[Problem to work on]
From the listing below, select every line where the word "Virtual" appears.

----- Records for the task -----

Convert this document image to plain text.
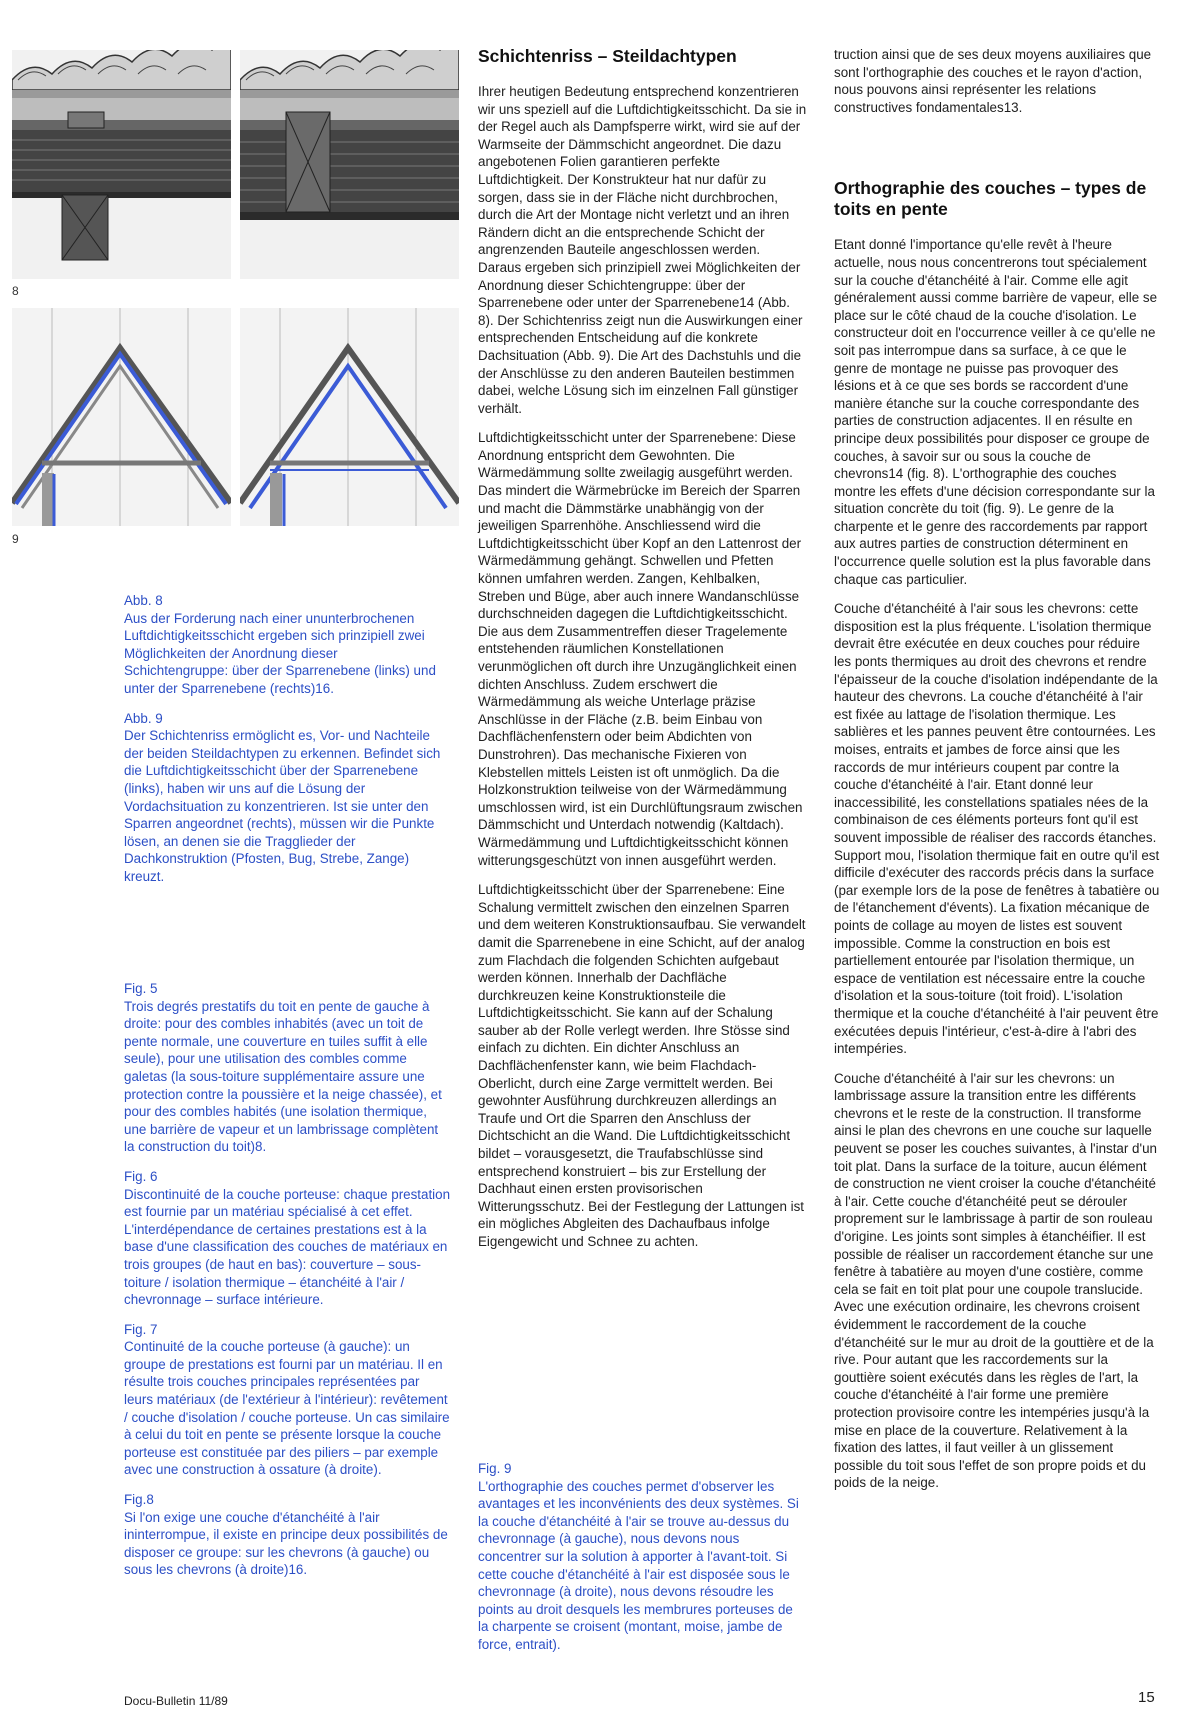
8
9

Abb. 8
Aus der Forderung nach einer ununterbrochenen Luftdichtigkeitsschicht ergeben sich prinzipiell zwei Möglichkeiten der Anordnung dieser Schichtengruppe: über der Sparrenebene (links) und unter der Sparrenebene (rechts)16.

Abb. 9
Der Schichtenriss ermöglicht es, Vor- und Nachteile der beiden Steildachtypen zu erkennen. Befindet sich die Luftdichtigkeitsschicht über der Sparrenebene (links), haben wir uns auf die Lösung der Vordachsituation zu konzentrieren. Ist sie unter den Sparren angeordnet (rechts), müssen wir die Punkte lösen, an denen sie die Tragglieder der Dachkonstruktion (Pfosten, Bug, Strebe, Zange) kreuzt.

Fig. 5
Trois degrés prestatifs du toit en pente de gauche à droite: pour des combles inhabités (avec un toit de pente normale, une couverture en tuiles suffit à elle seule), pour une utilisation des combles comme galetas (la sous-toiture supplémentaire assure une protection contre la poussière et la neige chassée), et pour des combles habités (une isolation thermique, une barrière de vapeur et un lambrissage complètent la construction du toit)8.

Fig. 6
Discontinuité de la couche porteuse: chaque prestation est fournie par un matériau spécialisé à cet effet. L'interdépendance de certaines prestations est à la base d'une classification des couches de matériaux en trois groupes (de haut en bas): couverture – sous-toiture / isolation thermique – étanchéité à l'air / chevronnage – surface intérieure.

Fig. 7
Continuité de la couche porteuse (à gauche): un groupe de prestations est fourni par un matériau. Il en résulte trois couches principales représentées par leurs matériaux (de l'extérieur à l'intérieur): revêtement / couche d'isolation / couche porteuse. Un cas similaire à celui du toit en pente se présente lorsque la couche porteuse est constituée par des piliers – par exemple avec une construction à ossature (à droite).

Fig.8
Si l'on exige une couche d'étanchéité à l'air ininterrompue, il existe en principe deux possibilités de disposer ce groupe: sur les chevrons (à gauche) ou sous les chevrons (à droite)16.

Schichtenriss – Steildachtypen

Ihrer heutigen Bedeutung entsprechend konzentrieren wir uns speziell auf die Luftdichtigkeitsschicht. Da sie in der Regel auch als Dampfsperre wirkt, wird sie auf der Warmseite der Dämmschicht angeordnet. Die dazu angebotenen Folien garantieren perfekte Luftdichtigkeit. Der Konstrukteur hat nur dafür zu sorgen, dass sie in der Fläche nicht durchbrochen, durch die Art der Montage nicht verletzt und an ihren Rändern dicht an die entsprechende Schicht der angrenzenden Bauteile angeschlossen werden. Daraus ergeben sich prinzipiell zwei Möglichkeiten der Anordnung dieser Schichtengruppe: über der Sparrenebene oder unter der Sparrenebene14 (Abb. 8). Der Schichtenriss zeigt nun die Auswirkungen einer entsprechenden Entscheidung auf die konkrete Dachsituation (Abb. 9). Die Art des Dachstuhls und die der Anschlüsse zu den anderen Bauteilen bestimmen dabei, welche Lösung sich im einzelnen Fall günstiger verhält.

Luftdichtigkeitsschicht unter der Sparrenebene: Diese Anordnung entspricht dem Gewohnten. Die Wärmedämmung sollte zweilagig ausgeführt werden. Das mindert die Wärmebrücke im Bereich der Sparren und macht die Dämmstärke unabhängig von der jeweiligen Sparrenhöhe. Anschliessend wird die Luftdichtigkeitsschicht über Kopf an den Lattenrost der Wärmedämmung gehängt. Schwellen und Pfetten können umfahren werden. Zangen, Kehlbalken, Streben und Büge, aber auch innere Wandanschlüsse durchschneiden dagegen die Luftdichtigkeitsschicht. Die aus dem Zusammentreffen dieser Tragelemente entstehenden räumlichen Konstellationen verunmöglichen oft durch ihre Unzugänglichkeit einen dichten Anschluss. Zudem erschwert die Wärmedämmung als weiche Unterlage präzise Anschlüsse in der Fläche (z.B. beim Einbau von Dachflächenfenstern oder beim Abdichten von Dunstrohren). Das mechanische Fixieren von Klebstellen mittels Leisten ist oft unmöglich. Da die Holzkonstruktion teilweise von der Wärmedämmung umschlossen wird, ist ein Durchlüftungsraum zwischen Dämmschicht und Unterdach notwendig (Kaltdach). Wärmedämmung und Luftdichtigkeitsschicht können witterungsgeschützt von innen ausgeführt werden.

Luftdichtigkeitsschicht über der Sparrenebene: Eine Schalung vermittelt zwischen den einzelnen Sparren und dem weiteren Konstruktionsaufbau. Sie verwandelt damit die Sparrenebene in eine Schicht, auf der analog zum Flachdach die folgenden Schichten aufgebaut werden können. Innerhalb der Dachfläche durchkreuzen keine Konstruktionsteile die Luftdichtigkeitsschicht. Sie kann auf der Schalung sauber ab der Rolle verlegt werden. Ihre Stösse sind einfach zu dichten. Ein dichter Anschluss an Dachflächenfenster kann, wie beim Flachdach-Oberlicht, durch eine Zarge vermittelt werden. Bei gewohnter Ausführung durchkreuzen allerdings an Traufe und Ort die Sparren den Anschluss der Dichtschicht an die Wand. Die Luftdichtigkeitsschicht bildet – vorausgesetzt, die Traufabschlüsse sind entsprechend konstruiert – bis zur Erstellung der Dachhaut einen ersten provisorischen Witterungsschutz. Bei der Festlegung der Lattungen ist ein mögliches Abgleiten des Dachaufbaus infolge Eigengewicht und Schnee zu achten.

Fig. 9
L'orthographie des couches permet d'observer les avantages et les inconvénients des deux systèmes. Si la couche d'étanchéité à l'air se trouve au-dessus du chevronnage (à gauche), nous devons nous concentrer sur la solution à apporter à l'avant-toit. Si cette couche d'étanchéité à l'air est disposée sous le chevronnage (à droite), nous devons résoudre les points au droit desquels les membrures porteuses de la charpente se croisent (montant, moise, jambe de force, entrait).

truction ainsi que de ses deux moyens auxiliaires que sont l'orthographie des couches et le rayon d'action, nous pouvons ainsi représenter les relations constructives fondamentales13.

Orthographie des couches – types de toits en pente

Etant donné l'importance qu'elle revêt à l'heure actuelle, nous nous concentrerons tout spécialement sur la couche d'étanchéité à l'air. Comme elle agit généralement aussi comme barrière de vapeur, elle se place sur le côté chaud de la couche d'isolation. Le constructeur doit en l'occurrence veiller à ce qu'elle ne soit pas interrompue dans sa surface, à ce que le genre de montage ne puisse pas provoquer des lésions et à ce que ses bords se raccordent d'une manière étanche sur la couche correspondante des parties de construction adjacentes. Il en résulte en principe deux possibilités pour disposer ce groupe de couches, à savoir sur ou sous la couche de chevrons14 (fig. 8). L'orthographie des couches montre les effets d'une décision correspondante sur la situation concrète du toit (fig. 9). Le genre de la charpente et le genre des raccordements par rapport aux autres parties de construction déterminent en l'occurrence quelle solution est la plus favorable dans chaque cas particulier.

Couche d'étanchéité à l'air sous les chevrons: cette disposition est la plus fréquente. L'isolation thermique devrait être exécutée en deux couches pour réduire les ponts thermiques au droit des chevrons et rendre l'épaisseur de la couche d'isolation indépendante de la hauteur des chevrons. La couche d'étanchéité à l'air est fixée au lattage de l'isolation thermique. Les sablières et les pannes peuvent être contournées. Les moises, entraits et jambes de force ainsi que les raccords de mur intérieurs coupent par contre la couche d'étanchéité à l'air. Etant donné leur inaccessibilité, les constellations spatiales nées de la combinaison de ces éléments porteurs font qu'il est souvent impossible de réaliser des raccords étanches. Support mou, l'isolation thermique fait en outre qu'il est difficile d'exécuter des raccords précis dans la surface (par exemple lors de la pose de fenêtres à tabatière ou de l'étanchement d'évents). La fixation mécanique de points de collage au moyen de listes est souvent impossible. Comme la construction en bois est partiellement entourée par l'isolation thermique, un espace de ventilation est nécessaire entre la couche d'isolation et la sous-toiture (toit froid). L'isolation thermique et la couche d'étanchéité à l'air peuvent être exécutées depuis l'intérieur, c'est-à-dire à l'abri des intempéries.

Couche d'étanchéité à l'air sur les chevrons: un lambrissage assure la transition entre les différents chevrons et le reste de la construction. Il transforme ainsi le plan des chevrons en une couche sur laquelle peuvent se poser les couches suivantes, à l'instar d'un toit plat. Dans la surface de la toiture, aucun élément de construction ne vient croiser la couche d'étanchéité à l'air. Cette couche d'étanchéité peut se dérouler proprement sur le lambrissage à partir de son rouleau d'origine. Les joints sont simples à étanchéifier. Il est possible de réaliser un raccordement étanche sur une fenêtre à tabatière au moyen d'une costière, comme cela se fait en toit plat pour une coupole translucide. Avec une exécution ordinaire, les chevrons croisent évidemment le raccordement de la couche d'étanchéité sur le mur au droit de la gouttière et de la rive. Pour autant que les raccordements sur la gouttière soient exécutés dans les règles de l'art, la couche d'étanchéité à l'air forme une première protection provisoire contre les intempéries jusqu'à la mise en place de la couverture. Relativement à la fixation des lattes, il faut veiller à un glissement possible du toit sous l'effet de son propre poids et du poids de la neige.

Docu-Bulletin 11/89	15
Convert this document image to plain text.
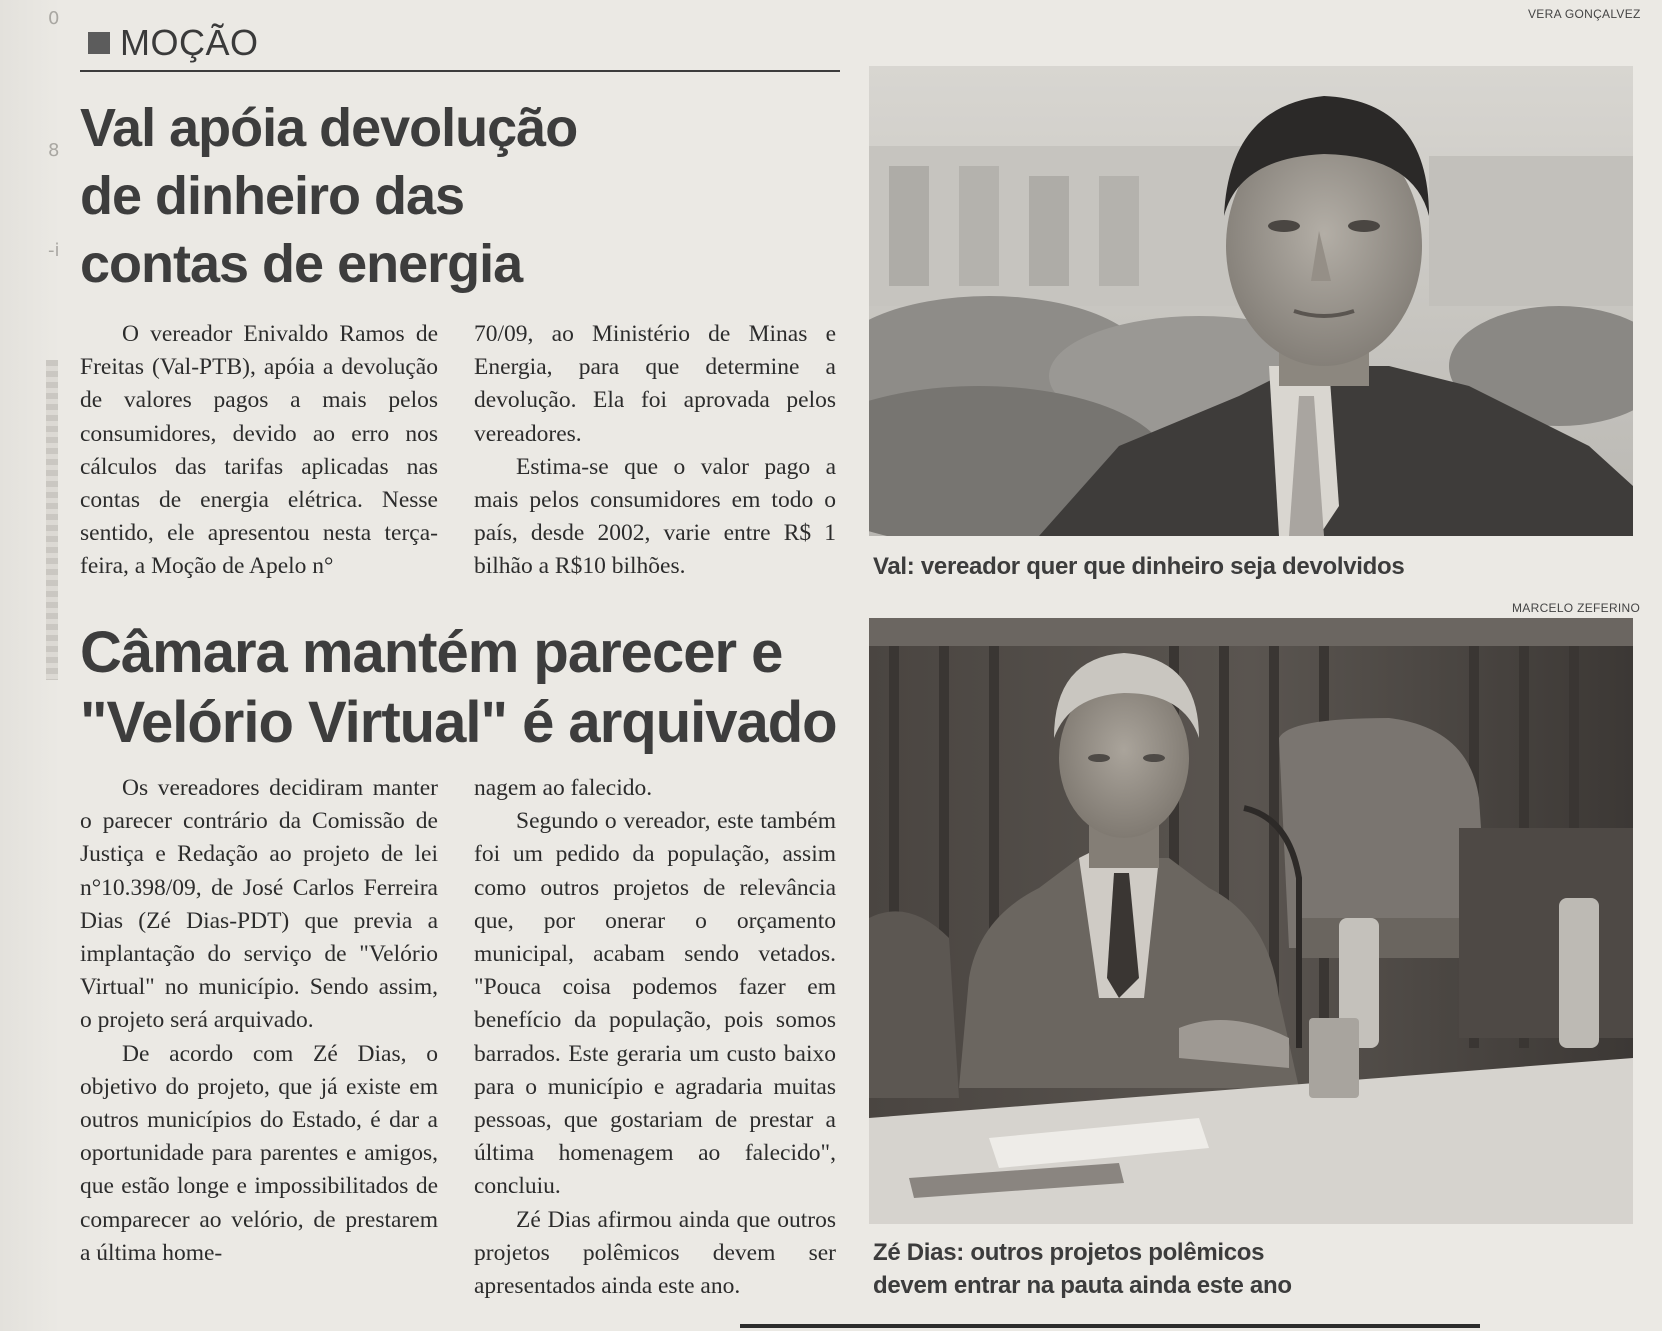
0
8
-i
MOÇÃO
Val apóia devolução
de dinheiro das
contas de energia

O vereador Enivaldo Ramos de Freitas (Val-PTB), apóia a devolução de valores pagos a mais pelos consumidores, devido ao erro nos cálculos das tarifas aplicadas nas contas de energia elétrica. Nesse sentido, ele apresentou nesta terça-feira, a Moção de Apelo n°

70/09, ao Ministério de Minas e Energia, para que determine a devolução. Ela foi aprovada pelos vereadores.

Estima-se que o valor pago a mais pelos consumidores em todo o país, desde 2002, varie entre R$ 1 bilhão a R$10 bilhões.

VERA GONÇALVEZ
Val: vereador quer que dinheiro seja devolvidos
Câmara mantém parecer e
"Velório Virtual" é arquivado

Os vereadores decidiram manter o parecer contrário da Comissão de Justiça e Redação ao projeto de lei n°10.398/09, de José Carlos Ferreira Dias (Zé Dias-PDT) que previa a implantação do serviço de "Velório Virtual" no município. Sendo assim, o projeto será arquivado.

De acordo com Zé Dias, o objetivo do projeto, que já existe em outros municípios do Estado, é dar a oportunidade para parentes e amigos, que estão longe e impossibilitados de comparecer ao velório, de prestarem a última home-

nagem ao falecido.

Segundo o vereador, este também foi um pedido da população, assim como outros projetos de relevância que, por onerar o orçamento municipal, acabam sendo vetados. "Pouca coisa podemos fazer em benefício da população, pois somos barrados. Este geraria um custo baixo para o município e agradaria muitas pessoas, que gostariam de prestar a última homenagem ao falecido", concluiu.

Zé Dias afirmou ainda que outros projetos polêmicos devem ser apresentados ainda este ano.

MARCELO ZEFERINO
Zé Dias: outros projetos polêmicos
devem entrar na pauta ainda este ano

-----

[Exercise result]
"Velório Virtual" é arquivado
Os vereadores decidiram manter o parecer contrário da Comissão de Justiça e Redação ao projeto de lei n°10.398/09, de José Carlos Ferreira Dias (Zé Dias-PDT) que previa a implantação do serviço de "Velório Virtual" no município. Sendo assim, o projeto será arquivado.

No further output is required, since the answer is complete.